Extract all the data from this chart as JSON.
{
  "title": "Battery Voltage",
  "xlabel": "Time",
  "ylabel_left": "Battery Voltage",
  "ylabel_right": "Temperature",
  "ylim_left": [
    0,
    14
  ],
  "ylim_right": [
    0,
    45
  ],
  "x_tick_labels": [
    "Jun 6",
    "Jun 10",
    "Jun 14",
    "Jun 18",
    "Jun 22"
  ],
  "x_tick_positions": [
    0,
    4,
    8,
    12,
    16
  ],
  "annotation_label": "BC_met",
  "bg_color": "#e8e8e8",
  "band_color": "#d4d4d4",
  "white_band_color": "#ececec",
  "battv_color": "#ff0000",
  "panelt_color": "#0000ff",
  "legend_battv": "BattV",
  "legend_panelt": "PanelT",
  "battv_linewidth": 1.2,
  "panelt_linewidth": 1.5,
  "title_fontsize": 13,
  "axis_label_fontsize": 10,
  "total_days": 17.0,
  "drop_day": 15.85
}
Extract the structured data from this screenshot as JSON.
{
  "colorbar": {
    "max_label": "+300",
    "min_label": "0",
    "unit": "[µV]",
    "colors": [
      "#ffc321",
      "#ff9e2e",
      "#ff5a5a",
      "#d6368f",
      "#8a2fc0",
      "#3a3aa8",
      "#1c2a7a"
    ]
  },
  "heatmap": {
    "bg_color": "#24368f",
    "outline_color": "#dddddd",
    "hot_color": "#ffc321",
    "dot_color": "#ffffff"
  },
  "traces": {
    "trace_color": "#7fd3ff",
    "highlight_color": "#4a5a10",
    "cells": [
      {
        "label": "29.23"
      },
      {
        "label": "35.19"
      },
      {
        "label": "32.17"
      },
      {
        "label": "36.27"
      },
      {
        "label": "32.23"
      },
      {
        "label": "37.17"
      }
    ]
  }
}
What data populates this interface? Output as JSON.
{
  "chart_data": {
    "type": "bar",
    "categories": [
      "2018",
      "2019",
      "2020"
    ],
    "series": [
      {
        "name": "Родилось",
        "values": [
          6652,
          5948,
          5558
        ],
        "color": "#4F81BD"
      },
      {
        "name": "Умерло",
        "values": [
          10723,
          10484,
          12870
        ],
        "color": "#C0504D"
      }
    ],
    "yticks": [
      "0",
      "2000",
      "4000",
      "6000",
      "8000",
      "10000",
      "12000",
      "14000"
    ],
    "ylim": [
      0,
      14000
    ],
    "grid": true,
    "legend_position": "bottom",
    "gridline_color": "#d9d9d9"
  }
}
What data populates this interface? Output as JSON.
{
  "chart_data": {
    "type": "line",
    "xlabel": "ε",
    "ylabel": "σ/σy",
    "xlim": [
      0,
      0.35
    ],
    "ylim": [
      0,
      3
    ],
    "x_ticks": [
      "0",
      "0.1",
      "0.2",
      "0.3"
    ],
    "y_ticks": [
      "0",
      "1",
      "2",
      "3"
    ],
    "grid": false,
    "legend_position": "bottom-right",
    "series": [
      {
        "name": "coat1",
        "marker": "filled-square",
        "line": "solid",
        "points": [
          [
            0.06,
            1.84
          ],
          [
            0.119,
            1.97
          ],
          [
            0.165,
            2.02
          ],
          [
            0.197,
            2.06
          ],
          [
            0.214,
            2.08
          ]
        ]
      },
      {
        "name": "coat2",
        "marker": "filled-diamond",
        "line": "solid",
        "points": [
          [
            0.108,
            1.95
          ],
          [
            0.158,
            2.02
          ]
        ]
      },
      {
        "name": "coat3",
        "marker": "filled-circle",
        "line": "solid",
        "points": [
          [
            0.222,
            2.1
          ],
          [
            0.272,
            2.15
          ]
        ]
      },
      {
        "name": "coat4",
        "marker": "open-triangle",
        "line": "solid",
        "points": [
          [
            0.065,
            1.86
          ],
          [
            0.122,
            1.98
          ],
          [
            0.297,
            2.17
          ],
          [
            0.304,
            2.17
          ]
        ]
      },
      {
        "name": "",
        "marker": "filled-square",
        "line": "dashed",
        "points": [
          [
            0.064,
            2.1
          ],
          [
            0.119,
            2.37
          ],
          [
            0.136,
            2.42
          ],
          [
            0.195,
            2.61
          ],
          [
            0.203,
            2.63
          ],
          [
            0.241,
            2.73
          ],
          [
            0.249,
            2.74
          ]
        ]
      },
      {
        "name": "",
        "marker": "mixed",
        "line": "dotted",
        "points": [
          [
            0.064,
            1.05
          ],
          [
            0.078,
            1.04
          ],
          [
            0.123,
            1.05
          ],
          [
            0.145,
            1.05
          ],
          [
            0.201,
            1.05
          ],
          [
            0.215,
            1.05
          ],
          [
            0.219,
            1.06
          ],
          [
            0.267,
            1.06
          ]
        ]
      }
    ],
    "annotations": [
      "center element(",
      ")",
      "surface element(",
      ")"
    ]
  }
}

☆ ☆ ☆ ☆ ☆

Repeat every entry word for word.

Finished answer:
Extract all the data from this chart as JSON.
{
  "title": "Battery Voltage",
  "xlabel": "Time",
  "ylabel_left": "Battery Voltage",
  "ylabel_right": "Temperature",
  "ylim_left": [
    0,
    14
  ],
  "ylim_right": [
    0,
    45
  ],
  "x_tick_labels": [
    "Jun 6",
    "Jun 10",
    "Jun 14",
    "Jun 18",
    "Jun 22"
  ],
  "x_tick_positions": [
    0,
    4,
    8,
    12,
    16
  ],
  "annotation_label": "BC_met",
  "bg_color": "#e8e8e8",
  "band_color": "#d4d4d4",
  "white_band_color": "#ececec",
  "battv_color": "#ff0000",
  "panelt_color": "#0000ff",
  "legend_battv": "BattV",
  "legend_panelt": "PanelT",
  "battv_linewidth": 1.2,
  "panelt_linewidth": 1.5,
  "title_fontsize": 13,
  "axis_label_fontsize": 10,
  "total_days": 17.0,
  "drop_day": 15.85
}
Extract the structured data from this screenshot as JSON.
{
  "colorbar": {
    "max_label": "+300",
    "min_label": "0",
    "unit": "[µV]",
    "colors": [
      "#ffc321",
      "#ff9e2e",
      "#ff5a5a",
      "#d6368f",
      "#8a2fc0",
      "#3a3aa8",
      "#1c2a7a"
    ]
  },
  "heatmap": {
    "bg_color": "#24368f",
    "outline_color": "#dddddd",
    "hot_color": "#ffc321",
    "dot_color": "#ffffff"
  },
  "traces": {
    "trace_color": "#7fd3ff",
    "highlight_color": "#4a5a10",
    "cells": [
      {
        "label": "29.23"
      },
      {
        "label": "35.19"
      },
      {
        "label": "32.17"
      },
      {
        "label": "36.27"
      },
      {
        "label": "32.23"
      },
      {
        "label": "37.17"
      }
    ]
  }
}
What data populates this interface? Output as JSON.
{
  "chart_data": {
    "type": "bar",
    "categories": [
      "2018",
      "2019",
      "2020"
    ],
    "series": [
      {
        "name": "Родилось",
        "values": [
          6652,
          5948,
          5558
        ],
        "color": "#4F81BD"
      },
      {
        "name": "Умерло",
        "values": [
          10723,
          10484,
          12870
        ],
        "color": "#C0504D"
      }
    ],
    "yticks": [
      "0",
      "2000",
      "4000",
      "6000",
      "8000",
      "10000",
      "12000",
      "14000"
    ],
    "ylim": [
      0,
      14000
    ],
    "grid": true,
    "legend_position": "bottom",
    "gridline_color": "#d9d9d9"
  }
}
What data populates this interface? Output as JSON.
{
  "chart_data": {
    "type": "line",
    "xlabel": "ε",
    "ylabel": "σ/σy",
    "xlim": [
      0,
      0.35
    ],
    "ylim": [
      0,
      3
    ],
    "x_ticks": [
      "0",
      "0.1",
      "0.2",
      "0.3"
    ],
    "y_ticks": [
      "0",
      "1",
      "2",
      "3"
    ],
    "grid": false,
    "legend_position": "bottom-right",
    "series": [
      {
        "name": "coat1",
        "marker": "filled-square",
        "line": "solid",
        "points": [
          [
            0.06,
            1.84
          ],
          [
            0.119,
            1.97
          ],
          [
            0.165,
            2.02
          ],
          [
            0.197,
            2.06
          ],
          [
            0.214,
            2.08
          ]
        ]
      },
      {
        "name": "coat2",
        "marker": "filled-diamond",
        "line": "solid",
        "points": [
          [
            0.108,
            1.95
          ],
          [
            0.158,
            2.02
          ]
        ]
      },
      {
        "name": "coat3",
        "marker": "filled-circle",
        "line": "solid",
        "points": [
          [
            0.222,
            2.1
          ],
          [
            0.272,
            2.15
          ]
        ]
      },
      {
        "name": "coat4",
        "marker": "open-triangle",
        "line": "solid",
        "points": [
          [
            0.065,
            1.86
          ],
          [
            0.122,
            1.98
          ],
          [
            0.297,
            2.17
          ],
          [
            0.304,
            2.17
          ]
        ]
      },
      {
        "name": "",
        "marker": "filled-square",
        "line": "dashed",
        "points": [
          [
            0.064,
            2.1
          ],
          [
            0.119,
            2.37
          ],
          [
            0.136,
            2.42
          ],
          [
            0.195,
            2.61
          ],
          [
            0.203,
            2.63
          ],
          [
            0.241,
            2.73
          ],
          [
            0.249,
            2.74
          ]
        ]
      },
      {
        "name": "",
        "marker": "mixed",
        "line": "dotted",
        "points": [
          [
            0.064,
            1.05
          ],
          [
            0.078,
            1.04
          ],
          [
            0.123,
            1.05
          ],
          [
            0.145,
            1.05
          ],
          [
            0.201,
            1.05
          ],
          [
            0.215,
            1.05
          ],
          [
            0.219,
            1.06
          ],
          [
            0.267,
            1.06
          ]
        ]
      }
    ],
    "annotations": [
      "center element(",
      ")",
      "surface element(",
      ")"
    ]
  }
}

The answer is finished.